■ What the task asks: Reproduce the full listing below unchanged, apart from the pictures.

BEGIN Recorded information

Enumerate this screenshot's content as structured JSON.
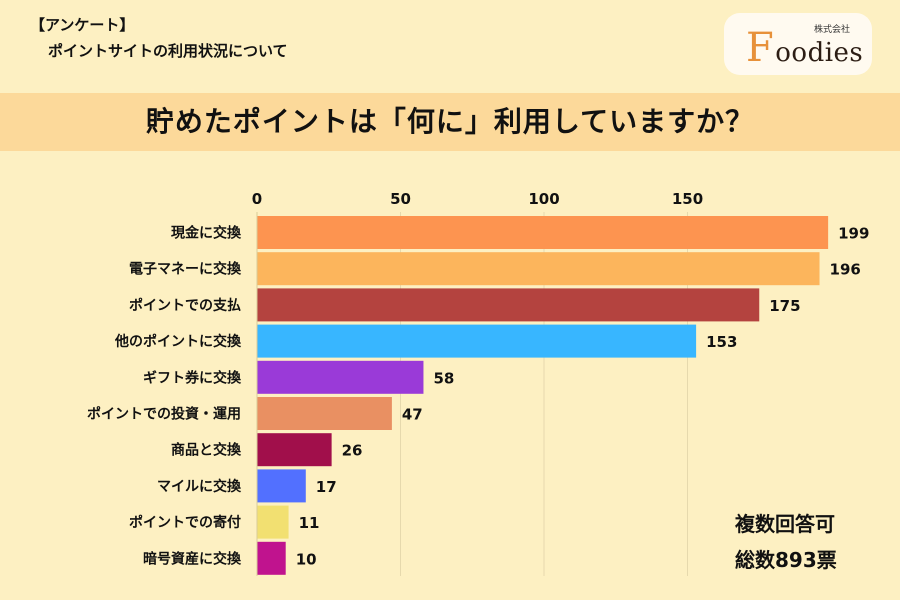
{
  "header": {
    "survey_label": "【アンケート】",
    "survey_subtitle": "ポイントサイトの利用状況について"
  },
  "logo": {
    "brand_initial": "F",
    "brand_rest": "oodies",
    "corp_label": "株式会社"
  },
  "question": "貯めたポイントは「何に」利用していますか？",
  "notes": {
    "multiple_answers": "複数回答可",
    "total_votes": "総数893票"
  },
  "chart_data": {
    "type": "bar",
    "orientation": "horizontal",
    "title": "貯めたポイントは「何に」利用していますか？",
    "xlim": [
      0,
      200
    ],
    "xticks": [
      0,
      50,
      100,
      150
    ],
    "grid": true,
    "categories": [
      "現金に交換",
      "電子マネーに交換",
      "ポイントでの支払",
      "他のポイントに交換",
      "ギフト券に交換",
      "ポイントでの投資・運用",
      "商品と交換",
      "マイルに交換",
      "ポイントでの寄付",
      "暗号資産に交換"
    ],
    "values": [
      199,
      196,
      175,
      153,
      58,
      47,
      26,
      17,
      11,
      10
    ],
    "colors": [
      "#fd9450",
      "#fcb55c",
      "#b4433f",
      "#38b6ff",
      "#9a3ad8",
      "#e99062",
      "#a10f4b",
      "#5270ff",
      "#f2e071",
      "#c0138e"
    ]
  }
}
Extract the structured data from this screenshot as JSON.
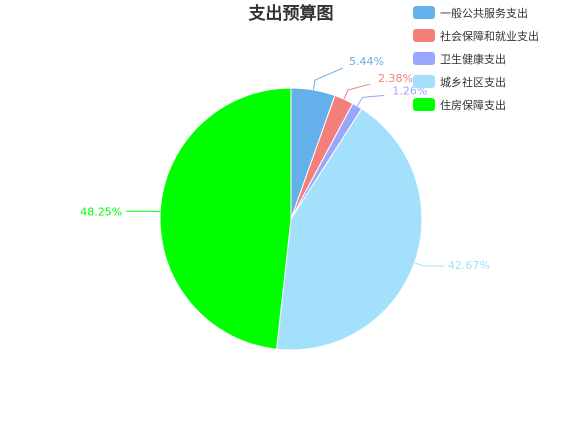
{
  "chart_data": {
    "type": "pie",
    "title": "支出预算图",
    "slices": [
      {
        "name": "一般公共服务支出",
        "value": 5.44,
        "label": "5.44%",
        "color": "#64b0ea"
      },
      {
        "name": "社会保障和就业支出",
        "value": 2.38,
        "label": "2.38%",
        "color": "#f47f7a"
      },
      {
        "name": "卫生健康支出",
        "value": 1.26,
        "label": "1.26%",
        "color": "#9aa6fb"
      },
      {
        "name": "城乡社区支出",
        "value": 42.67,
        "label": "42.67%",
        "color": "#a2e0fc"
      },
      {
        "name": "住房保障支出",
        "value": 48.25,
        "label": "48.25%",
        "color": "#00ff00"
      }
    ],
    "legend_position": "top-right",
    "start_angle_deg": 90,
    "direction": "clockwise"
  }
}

END Recorded information

■ Task output:
Enumerate this screenshot's content as structured JSON.
{
  "header": {
    "survey_label": "【アンケート】",
    "survey_subtitle": "ポイントサイトの利用状況について"
  },
  "logo": {
    "brand_initial": "F",
    "brand_rest": "oodies",
    "corp_label": "株式会社"
  },
  "question": "貯めたポイントは「何に」利用していますか？",
  "notes": {
    "multiple_answers": "複数回答可",
    "total_votes": "総数893票"
  },
  "chart_data": {
    "type": "bar",
    "orientation": "horizontal",
    "title": "貯めたポイントは「何に」利用していますか？",
    "xlim": [
      0,
      200
    ],
    "xticks": [
      0,
      50,
      100,
      150
    ],
    "grid": true,
    "categories": [
      "現金に交換",
      "電子マネーに交換",
      "ポイントでの支払",
      "他のポイントに交換",
      "ギフト券に交換",
      "ポイントでの投資・運用",
      "商品と交換",
      "マイルに交換",
      "ポイントでの寄付",
      "暗号資産に交換"
    ],
    "values": [
      199,
      196,
      175,
      153,
      58,
      47,
      26,
      17,
      11,
      10
    ],
    "colors": [
      "#fd9450",
      "#fcb55c",
      "#b4433f",
      "#38b6ff",
      "#9a3ad8",
      "#e99062",
      "#a10f4b",
      "#5270ff",
      "#f2e071",
      "#c0138e"
    ]
  }
}
Extract the structured data from this screenshot as JSON.
{
  "chart_data": {
    "type": "pie",
    "title": "支出预算图",
    "slices": [
      {
        "name": "一般公共服务支出",
        "value": 5.44,
        "label": "5.44%",
        "color": "#64b0ea"
      },
      {
        "name": "社会保障和就业支出",
        "value": 2.38,
        "label": "2.38%",
        "color": "#f47f7a"
      },
      {
        "name": "卫生健康支出",
        "value": 1.26,
        "label": "1.26%",
        "color": "#9aa6fb"
      },
      {
        "name": "城乡社区支出",
        "value": 42.67,
        "label": "42.67%",
        "color": "#a2e0fc"
      },
      {
        "name": "住房保障支出",
        "value": 48.25,
        "label": "48.25%",
        "color": "#00ff00"
      }
    ],
    "legend_position": "top-right",
    "start_angle_deg": 90,
    "direction": "clockwise"
  }
}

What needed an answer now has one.